→ **AVAILABLE RECORDS**:
— Start —

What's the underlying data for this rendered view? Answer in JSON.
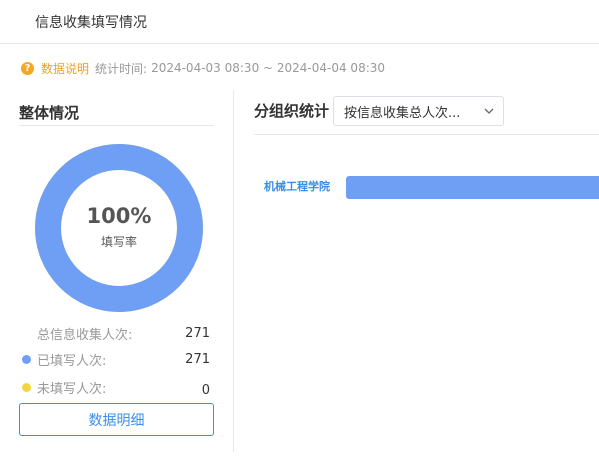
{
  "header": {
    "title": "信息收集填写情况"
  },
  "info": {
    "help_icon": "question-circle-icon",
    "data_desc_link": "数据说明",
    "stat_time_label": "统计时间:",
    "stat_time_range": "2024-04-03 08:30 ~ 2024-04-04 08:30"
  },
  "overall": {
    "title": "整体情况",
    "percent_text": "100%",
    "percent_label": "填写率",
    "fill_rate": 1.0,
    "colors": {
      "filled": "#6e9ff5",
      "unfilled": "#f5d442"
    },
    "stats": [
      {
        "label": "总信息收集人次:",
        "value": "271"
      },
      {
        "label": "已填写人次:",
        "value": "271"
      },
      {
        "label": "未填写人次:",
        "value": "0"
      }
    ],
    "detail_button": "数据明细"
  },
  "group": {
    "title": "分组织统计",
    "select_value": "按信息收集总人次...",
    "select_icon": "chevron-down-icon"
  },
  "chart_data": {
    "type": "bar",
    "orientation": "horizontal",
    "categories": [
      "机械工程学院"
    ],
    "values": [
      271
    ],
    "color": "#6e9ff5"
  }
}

— End —
— Start —

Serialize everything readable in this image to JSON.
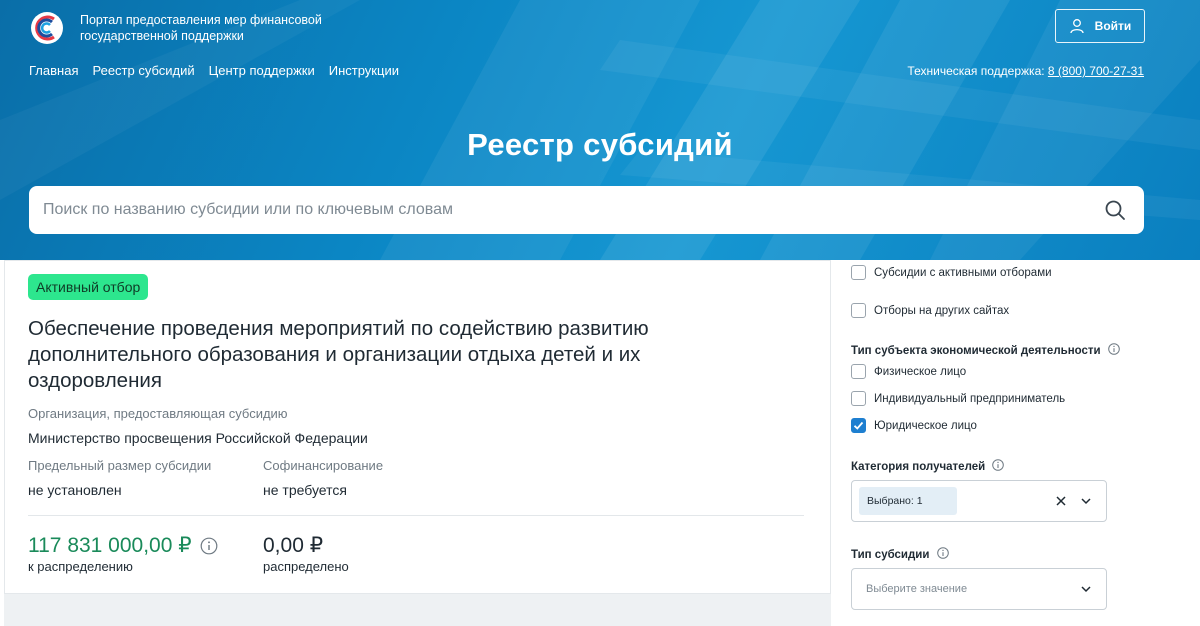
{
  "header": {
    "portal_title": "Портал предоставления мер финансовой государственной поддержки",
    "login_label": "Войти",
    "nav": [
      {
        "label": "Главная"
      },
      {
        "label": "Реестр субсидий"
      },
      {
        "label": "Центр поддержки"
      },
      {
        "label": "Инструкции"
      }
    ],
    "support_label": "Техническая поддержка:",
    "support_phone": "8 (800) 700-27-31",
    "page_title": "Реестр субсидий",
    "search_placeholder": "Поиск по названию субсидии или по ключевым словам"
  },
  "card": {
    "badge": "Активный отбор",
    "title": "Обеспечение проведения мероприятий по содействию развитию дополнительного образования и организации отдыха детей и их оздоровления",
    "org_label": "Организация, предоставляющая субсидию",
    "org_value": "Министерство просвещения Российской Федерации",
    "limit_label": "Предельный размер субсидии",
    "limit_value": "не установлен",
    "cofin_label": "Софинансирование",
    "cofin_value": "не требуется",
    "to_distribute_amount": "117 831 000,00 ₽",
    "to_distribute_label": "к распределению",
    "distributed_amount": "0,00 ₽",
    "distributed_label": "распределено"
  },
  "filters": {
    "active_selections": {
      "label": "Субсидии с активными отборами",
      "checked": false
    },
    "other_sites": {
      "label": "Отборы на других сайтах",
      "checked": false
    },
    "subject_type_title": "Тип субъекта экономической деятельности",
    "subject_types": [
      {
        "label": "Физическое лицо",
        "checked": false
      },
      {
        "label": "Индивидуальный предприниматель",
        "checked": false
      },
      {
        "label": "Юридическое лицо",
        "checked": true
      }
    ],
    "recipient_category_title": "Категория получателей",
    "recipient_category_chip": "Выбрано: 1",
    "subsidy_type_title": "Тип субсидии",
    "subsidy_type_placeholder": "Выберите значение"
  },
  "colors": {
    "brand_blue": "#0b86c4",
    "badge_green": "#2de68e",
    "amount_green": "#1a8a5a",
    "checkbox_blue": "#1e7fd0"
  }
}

— End —
— Start —

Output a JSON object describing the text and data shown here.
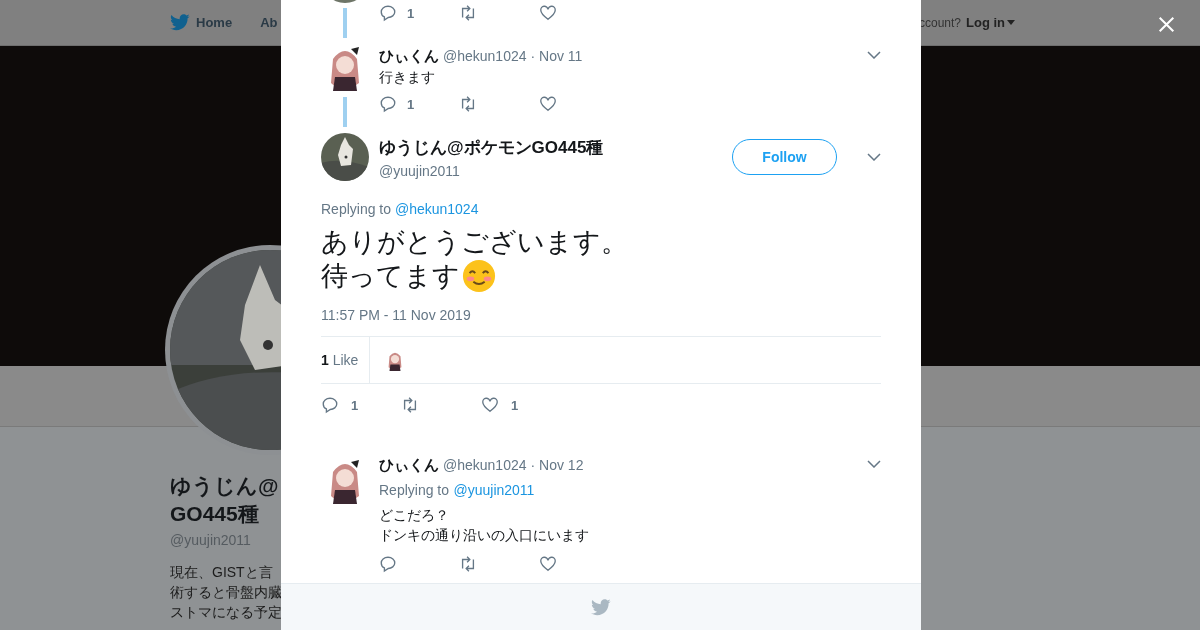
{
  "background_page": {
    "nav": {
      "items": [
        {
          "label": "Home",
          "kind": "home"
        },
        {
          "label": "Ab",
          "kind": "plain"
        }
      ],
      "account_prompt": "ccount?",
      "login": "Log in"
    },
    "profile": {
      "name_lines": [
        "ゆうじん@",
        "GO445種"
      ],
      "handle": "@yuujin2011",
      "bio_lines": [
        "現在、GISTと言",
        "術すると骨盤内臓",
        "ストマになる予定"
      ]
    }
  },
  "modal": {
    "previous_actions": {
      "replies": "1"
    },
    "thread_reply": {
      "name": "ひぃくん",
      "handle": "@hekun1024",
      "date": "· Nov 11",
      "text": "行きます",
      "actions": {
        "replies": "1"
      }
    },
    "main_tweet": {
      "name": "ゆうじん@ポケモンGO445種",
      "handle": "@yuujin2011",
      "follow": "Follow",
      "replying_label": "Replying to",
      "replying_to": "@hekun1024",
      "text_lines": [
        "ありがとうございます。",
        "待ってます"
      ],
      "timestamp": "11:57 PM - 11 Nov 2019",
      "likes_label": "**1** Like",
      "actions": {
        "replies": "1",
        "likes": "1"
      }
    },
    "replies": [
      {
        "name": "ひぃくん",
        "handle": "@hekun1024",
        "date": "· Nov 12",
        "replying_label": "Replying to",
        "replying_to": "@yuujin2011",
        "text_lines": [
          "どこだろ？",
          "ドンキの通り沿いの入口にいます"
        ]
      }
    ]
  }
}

— End —

→ **GIVEN PROBLEM**: Which lines include "JSON"? Copy each of them out.

→ **RESULT**:
What's the underlying data for this rendered view? Answer in JSON.
Serialize everything readable in this image to JSON.
Output a JSON object describing the text and data shown here.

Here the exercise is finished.